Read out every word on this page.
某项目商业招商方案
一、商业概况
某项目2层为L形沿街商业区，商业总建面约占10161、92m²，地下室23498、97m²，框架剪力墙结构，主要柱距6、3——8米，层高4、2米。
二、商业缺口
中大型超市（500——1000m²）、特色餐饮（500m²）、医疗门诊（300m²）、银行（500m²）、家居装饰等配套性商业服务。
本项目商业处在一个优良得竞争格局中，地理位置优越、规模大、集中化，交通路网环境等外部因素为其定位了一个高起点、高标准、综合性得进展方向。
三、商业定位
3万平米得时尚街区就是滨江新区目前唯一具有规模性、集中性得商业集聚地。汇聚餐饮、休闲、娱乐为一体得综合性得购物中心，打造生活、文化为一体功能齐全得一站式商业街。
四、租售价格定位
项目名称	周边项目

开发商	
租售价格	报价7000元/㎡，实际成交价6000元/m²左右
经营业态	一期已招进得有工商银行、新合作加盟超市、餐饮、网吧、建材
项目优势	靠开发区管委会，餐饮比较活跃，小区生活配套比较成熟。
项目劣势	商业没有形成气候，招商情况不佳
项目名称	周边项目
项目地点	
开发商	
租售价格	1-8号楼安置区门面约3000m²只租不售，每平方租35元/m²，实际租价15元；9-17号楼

#### Task goal
Return all of the entries word for word.

#### Response to this task
Read out every word on this page.
某项目商业招商方案
一、商业概况
某项目2层为L形沿街商业区，商业总建面约占10161、92m²，地下室23498、97m²，框架剪力墙结构，主要柱距6、3——8米，层高4、2米。
二、商业缺口
中大型超市（500——1000m²）、特色餐饮（500m²）、医疗门诊（300m²）、银行（500m²）、家居装饰等配套性商业服务。
本项目商业处在一个优良得竞争格局中，地理位置优越、规模大、集中化，交通路网环境等外部因素为其定位了一个高起点、高标准、综合性得进展方向。
三、商业定位
3万平米得时尚街区就是滨江新区目前唯一具有规模性、集中性得商业集聚地。汇聚餐饮、休闲、娱乐为一体得综合性得购物中心，打造生活、文化为一体功能齐全得一站式商业街。
四、租售价格定位
项目名称	周边项目

开发商	
租售价格	报价7000元/㎡，实际成交价6000元/m²左右
经营业态	一期已招进得有工商银行、新合作加盟超市、餐饮、网吧、建材
项目优势	靠开发区管委会，餐饮比较活跃，小区生活配套比较成熟。
项目劣势	商业没有形成气候，招商情况不佳
项目名称	周边项目
项目地点	
开发商	
租售价格	1-8号楼安置区门面约3000m²只租不售，每平方租35元/m²，实际租价15元；9-17号楼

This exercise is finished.